TASKS TO COMPLETE -
A) From the Cavs–Thunder game recap, reproduce the stretch from "2017-01-30 Off By" through "Thunder led 24-22." word for word.
B) Using the Cavs–Thunder game recap, decide whether each statement agrees with it. Answer yes or no, and quote the words of the recap that settle it.
(i) LeBron James reached his 20,000th point as a Cavalier in this game.
(ii) The Cavs were ahead after the first quarter.
(iii) Kevin Love will travel with the team to Dallas.
C) Answer these questions from the Cavs–Thunder game recap:
(i) Which player led the two bursts that separated the Cavs from the Thunder?
(ii) What is Kevin Love going to get for his ailing back?
(iii) How many shots from beyond the arc did the Cavs and Thunder miss combined in the 1st quarter?

>> Begin TEXT PASSAGE

Recap: Cavs 107, Thunder 91 (Or, Grading on a Curve)

2017-01-30 Off By Tom Pestak

https://www.youtube.com/watch?v=Q991ZOpoVjE

The Cavs used two Kyrie Irving-led bursts to separate themselves from the Oklahoma City Thunder during a Sunday matinee matchup that saw LeBron James tally his 20,000th point as a Cavalier.  Kevin Love did not return to the game after halftime and will not travel with the team to Dallas.  He’s going to get an MRI on his ailing back.

1st Quarter:

The first quarter was like watching a bad pickup game – plenty of exercise running up and down and very few makes.  Both teams keyed in on the isolation scorers which led to a bevy of wide open 3-point shots.  Combined, the Cavs and Thunder missed all 15 shots from beyond the arc in the 1st quarter.  Kevin Love and Iman Shumpert each went 0-4 in the frame.  After 1, the Thunder led 24-22.

>> End TEXT PASSAGE
>> Begin RECORD LIST

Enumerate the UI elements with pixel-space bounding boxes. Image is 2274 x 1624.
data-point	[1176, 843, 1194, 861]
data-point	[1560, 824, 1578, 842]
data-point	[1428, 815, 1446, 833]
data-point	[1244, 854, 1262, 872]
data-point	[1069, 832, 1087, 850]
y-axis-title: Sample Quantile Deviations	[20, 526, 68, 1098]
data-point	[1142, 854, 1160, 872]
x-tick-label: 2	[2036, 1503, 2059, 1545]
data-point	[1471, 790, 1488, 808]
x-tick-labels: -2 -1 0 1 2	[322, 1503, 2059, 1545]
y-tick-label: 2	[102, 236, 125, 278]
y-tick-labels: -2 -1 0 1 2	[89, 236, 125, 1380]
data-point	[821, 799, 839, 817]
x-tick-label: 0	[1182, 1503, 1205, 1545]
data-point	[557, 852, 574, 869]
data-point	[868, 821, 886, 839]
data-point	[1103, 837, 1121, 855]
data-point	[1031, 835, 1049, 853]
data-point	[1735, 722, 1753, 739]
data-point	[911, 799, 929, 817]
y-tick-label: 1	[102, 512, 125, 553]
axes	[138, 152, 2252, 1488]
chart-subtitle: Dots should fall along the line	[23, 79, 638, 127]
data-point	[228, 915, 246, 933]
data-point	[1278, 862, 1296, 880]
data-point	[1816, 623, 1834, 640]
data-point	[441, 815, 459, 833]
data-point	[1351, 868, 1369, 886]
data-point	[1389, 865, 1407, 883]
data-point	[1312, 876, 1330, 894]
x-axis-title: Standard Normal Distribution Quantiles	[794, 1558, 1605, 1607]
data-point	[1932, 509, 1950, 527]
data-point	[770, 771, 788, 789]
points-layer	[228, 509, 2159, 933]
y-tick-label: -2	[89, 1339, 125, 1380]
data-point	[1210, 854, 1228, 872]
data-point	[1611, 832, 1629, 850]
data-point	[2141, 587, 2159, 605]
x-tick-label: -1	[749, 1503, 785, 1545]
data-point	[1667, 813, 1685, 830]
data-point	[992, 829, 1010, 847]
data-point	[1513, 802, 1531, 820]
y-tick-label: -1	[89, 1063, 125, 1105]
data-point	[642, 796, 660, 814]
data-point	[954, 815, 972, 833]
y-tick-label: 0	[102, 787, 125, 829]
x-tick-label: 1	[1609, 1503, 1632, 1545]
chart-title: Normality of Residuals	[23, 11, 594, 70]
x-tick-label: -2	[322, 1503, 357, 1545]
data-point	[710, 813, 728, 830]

>> End RECORD LIST

THE RESPONSES -
A)
2017-01-30 Off By Tom Pestak

https://www.youtube.com/watch?v=Q991ZOpoVjE

The Cavs used two Kyrie Irving-led bursts to separate themselves from the Oklahoma City Thunder during a Sunday matinee matchup that saw LeBron James tally his 20,000th point as a Cavalier.  Kevin Love did not return to the game after halftime and will not travel with the team to Dallas.  He’s going to get an MRI on his ailing back.

1st Quarter:

The first quarter was like watching a bad pickup game – plenty of exercise running up and down and very few makes.  Both teams keyed in on the isolation scorers which led to a bevy of wide open 3-point shots.  Combined, the Cavs and Thunder missed all 15 shots from beyond the arc in the 1st quarter.  Kevin Love and Iman Shumpert each went 0-4 in the frame.  After 1, the Thunder led 24-22.

B)
(i) Yes: "saw LeBron James tally his 20,000th point as a Cavalier"
(ii) No: "After 1, the Thunder led 24-22."
(iii) No: "will not travel with the team to Dallas"

C)
(i) Kyrie Irving
(ii) An MRI
(iii) 15